Exercise inputs -
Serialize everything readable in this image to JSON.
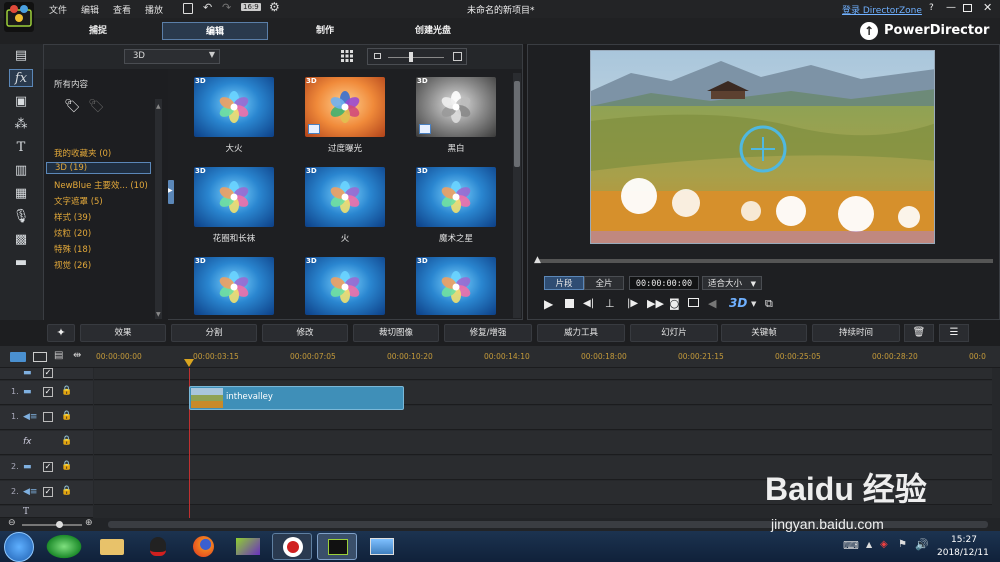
{
  "menu": {
    "file": "文件",
    "edit": "编辑",
    "view": "查看",
    "play": "播放",
    "zoom": "16:9"
  },
  "window_title": "未命名的新项目*",
  "login": "登录 DirectorZone",
  "help": "?",
  "modes": [
    {
      "label": "捕捉"
    },
    {
      "label": "编辑"
    },
    {
      "label": "制作"
    },
    {
      "label": "创建光盘"
    }
  ],
  "brand": "PowerDirector",
  "library": {
    "filter": "3D",
    "all_content": "所有内容",
    "categories": [
      {
        "label": "我的收藏夹  (0)"
      },
      {
        "label": "3D  (19)"
      },
      {
        "label": "NewBlue 主要效...  (10)"
      },
      {
        "label": "文字遮罩  (5)"
      },
      {
        "label": "样式  (39)"
      },
      {
        "label": "炫粒  (20)"
      },
      {
        "label": "特殊  (18)"
      },
      {
        "label": "视觉  (26)"
      }
    ],
    "effects": [
      {
        "label": "大火",
        "badge": "3D",
        "style": "blue"
      },
      {
        "label": "过度曝光",
        "badge": "3D",
        "style": "orange"
      },
      {
        "label": "黑白",
        "badge": "3D",
        "style": "gray"
      },
      {
        "label": "花圈和长袜",
        "badge": "3D",
        "style": "blue"
      },
      {
        "label": "火",
        "badge": "3D",
        "style": "blue"
      },
      {
        "label": "魔术之星",
        "badge": "3D",
        "style": "blue"
      },
      {
        "label": "",
        "badge": "3D",
        "style": "blue"
      },
      {
        "label": "",
        "badge": "3D",
        "style": "blue"
      },
      {
        "label": "",
        "badge": "3D",
        "style": "blue"
      }
    ]
  },
  "preview": {
    "clip_tab": "片段",
    "full_tab": "全片",
    "timecode": "00:00:00:00",
    "fit": "适合大小",
    "threed": "3D"
  },
  "tools": {
    "effects": "效果",
    "split": "分割",
    "modify": "修改",
    "crop": "裁切图像",
    "fix": "修复/增强",
    "power_tools": "威力工具",
    "slideshow": "幻灯片",
    "keyframe": "关键帧",
    "duration": "持续时间"
  },
  "timeline": {
    "ticks": [
      "00:00:00:00",
      "00:00:03:15",
      "00:00:07:05",
      "00:00:10:20",
      "00:00:14:10",
      "00:00:18:00",
      "00:00:21:15",
      "00:00:25:05",
      "00:00:28:20",
      "00:0"
    ],
    "tracks": [
      {
        "num": "",
        "icon": "video"
      },
      {
        "num": "1.",
        "icon": "video"
      },
      {
        "num": "1.",
        "icon": "audio"
      },
      {
        "num": "",
        "icon": "fx"
      },
      {
        "num": "2.",
        "icon": "video"
      },
      {
        "num": "2.",
        "icon": "audio"
      }
    ],
    "clip_name": "inthevalley"
  },
  "taskbar": {
    "time": "15:27",
    "date": "2018/12/11"
  },
  "watermark": {
    "brand": "Baidu 经验",
    "url": "jingyan.baidu.com"
  },
  "colors": {
    "accent": "#5b87b8",
    "category_text": "#e2a83a",
    "clip": "#3f8fb8",
    "timeline_marker": "#d9a520"
  }
}
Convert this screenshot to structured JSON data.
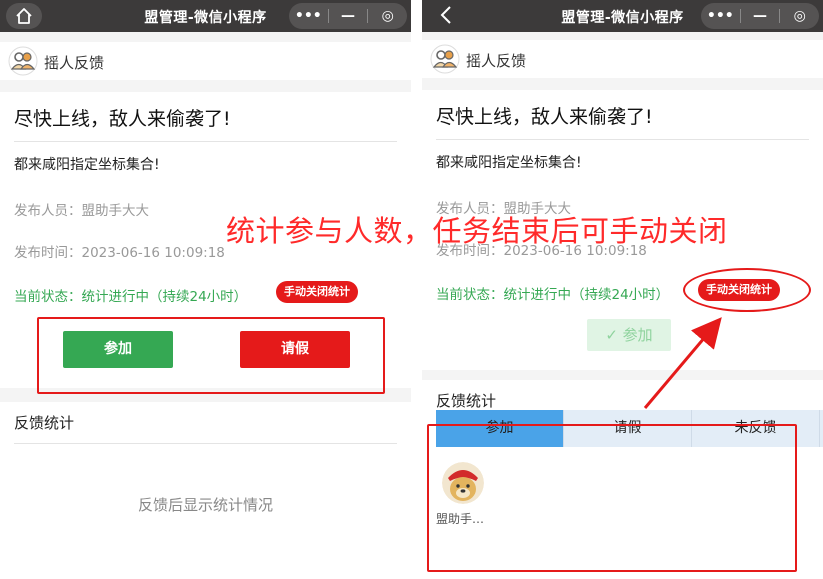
{
  "window": {
    "title": "盟管理-微信小程序",
    "capsule": {
      "more": "•••",
      "minimize": "—",
      "close": "◎"
    },
    "home_icon": "home-icon",
    "back_icon": "back-chevron-icon"
  },
  "page": {
    "nav_title": "摇人反馈",
    "nav_icon": "group-people-icon"
  },
  "notice": {
    "title": "尽快上线，敌人来偷袭了!",
    "body": "都来咸阳指定坐标集合!",
    "publisher_label": "发布人员：",
    "publisher": "盟助手大大",
    "time_label": "发布时间：",
    "time": "2023-06-16 10:09:18",
    "status_label": "当前状态：",
    "status": "统计进行中（持续24小时）",
    "close_stat_button": "手动关闭统计"
  },
  "actions": {
    "join_button": "参加",
    "leave_button": "请假",
    "joined_button": "参加",
    "joined_icon": "check-icon"
  },
  "stats": {
    "title": "反馈统计",
    "empty_text": "反馈后显示统计情况",
    "tabs": [
      "参加",
      "请假",
      "未反馈"
    ],
    "active_tab": "参加",
    "members": [
      {
        "name": "盟助手…",
        "avatar_icon": "doge-avatar"
      }
    ]
  },
  "annotation": {
    "text": "统计参与人数，任务结束后可手动关闭",
    "color": "#ff2a2a"
  },
  "colors": {
    "titlebar": "#3c3a3a",
    "green": "#35a853",
    "red": "#e51a1a",
    "tab_active": "#4aa3e8"
  }
}
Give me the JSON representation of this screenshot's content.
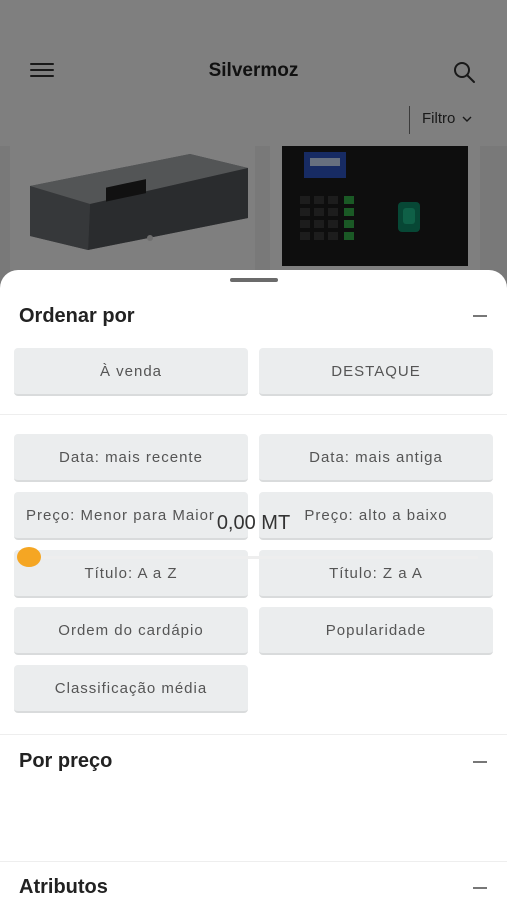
{
  "app": {
    "title": "Silvermoz",
    "filter_label": "Filtro"
  },
  "sheet": {
    "sort": {
      "title": "Ordenar por",
      "primary_options": [
        "À venda",
        "DESTAQUE"
      ],
      "options": [
        "Data: mais recente",
        "Data: mais antiga",
        "Preço: Menor para Maior",
        "Preço: alto a baixo",
        "Título: A a Z",
        "Título: Z a A",
        "Ordem do cardápio",
        "Popularidade",
        "Classificação média"
      ]
    },
    "price": {
      "title": "Por preço",
      "value": "0,00 MT",
      "slider_fraction": 0
    },
    "attributes": {
      "title": "Atributos"
    }
  },
  "colors": {
    "accent": "#f5a623",
    "chip_bg": "#ebedee"
  },
  "icons": [
    "menu-icon",
    "search-icon",
    "chevron-down-icon",
    "collapse-icon"
  ]
}
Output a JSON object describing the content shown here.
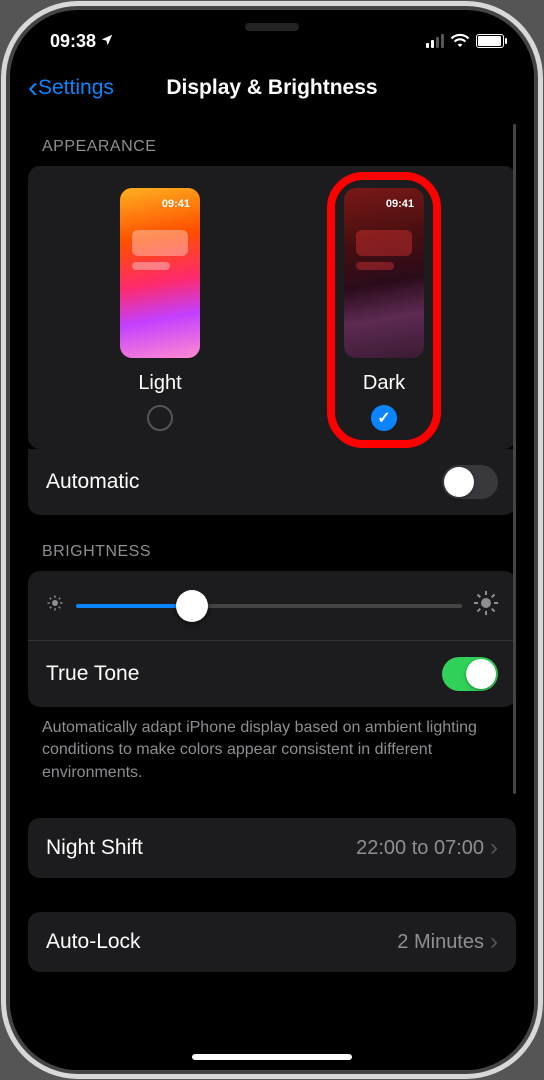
{
  "status": {
    "time": "09:38"
  },
  "nav": {
    "back": "Settings",
    "title": "Display & Brightness"
  },
  "appearance": {
    "header": "APPEARANCE",
    "light": {
      "label": "Light",
      "thumb_time": "09:41",
      "selected": false
    },
    "dark": {
      "label": "Dark",
      "thumb_time": "09:41",
      "selected": true
    },
    "automatic_label": "Automatic",
    "automatic_on": false
  },
  "brightness": {
    "header": "BRIGHTNESS",
    "value_pct": 30,
    "true_tone_label": "True Tone",
    "true_tone_on": true,
    "footnote": "Automatically adapt iPhone display based on ambient lighting conditions to make colors appear consistent in different environments."
  },
  "night_shift": {
    "label": "Night Shift",
    "value": "22:00 to 07:00"
  },
  "auto_lock": {
    "label": "Auto-Lock",
    "value": "2 Minutes"
  }
}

Exercise prompt - Filter the entries above down to the lines containing the word "screenshot".

Written solution -
Convert this screenshot to structured JSON data.
Give me the JSON representation of this screenshot's content.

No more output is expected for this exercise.